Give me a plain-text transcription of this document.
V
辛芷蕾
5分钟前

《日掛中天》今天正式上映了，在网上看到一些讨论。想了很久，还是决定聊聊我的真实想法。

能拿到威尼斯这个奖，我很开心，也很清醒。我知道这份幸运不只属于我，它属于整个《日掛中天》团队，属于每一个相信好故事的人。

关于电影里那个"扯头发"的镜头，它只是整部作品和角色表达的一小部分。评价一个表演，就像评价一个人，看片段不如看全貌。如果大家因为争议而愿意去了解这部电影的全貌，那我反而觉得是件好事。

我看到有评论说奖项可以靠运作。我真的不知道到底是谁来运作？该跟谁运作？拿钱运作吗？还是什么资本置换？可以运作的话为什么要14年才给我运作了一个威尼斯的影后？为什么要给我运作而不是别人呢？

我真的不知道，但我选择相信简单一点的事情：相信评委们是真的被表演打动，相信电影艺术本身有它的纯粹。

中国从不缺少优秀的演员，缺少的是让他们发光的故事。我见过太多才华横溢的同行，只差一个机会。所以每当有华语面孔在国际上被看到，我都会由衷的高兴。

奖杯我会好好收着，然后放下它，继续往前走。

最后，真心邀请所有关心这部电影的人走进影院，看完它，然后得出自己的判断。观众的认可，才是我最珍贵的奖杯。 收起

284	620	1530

- [What you should do]
Return every line of the material exactly.

- [Solution to the exercise]
Give me a plain-text transcription of this document.
V
辛芷蕾
5分钟前

《日掛中天》今天正式上映了，在网上看到一些讨论。想了很久，还是决定聊聊我的真实想法。

能拿到威尼斯这个奖，我很开心，也很清醒。我知道这份幸运不只属于我，它属于整个《日掛中天》团队，属于每一个相信好故事的人。

关于电影里那个"扯头发"的镜头，它只是整部作品和角色表达的一小部分。评价一个表演，就像评价一个人，看片段不如看全貌。如果大家因为争议而愿意去了解这部电影的全貌，那我反而觉得是件好事。

我看到有评论说奖项可以靠运作。我真的不知道到底是谁来运作？该跟谁运作？拿钱运作吗？还是什么资本置换？可以运作的话为什么要14年才给我运作了一个威尼斯的影后？为什么要给我运作而不是别人呢？

我真的不知道，但我选择相信简单一点的事情：相信评委们是真的被表演打动，相信电影艺术本身有它的纯粹。

中国从不缺少优秀的演员，缺少的是让他们发光的故事。我见过太多才华横溢的同行，只差一个机会。所以每当有华语面孔在国际上被看到，我都会由衷的高兴。

奖杯我会好好收着，然后放下它，继续往前走。

最后，真心邀请所有关心这部电影的人走进影院，看完它，然后得出自己的判断。观众的认可，才是我最珍贵的奖杯。 收起

284	620	1530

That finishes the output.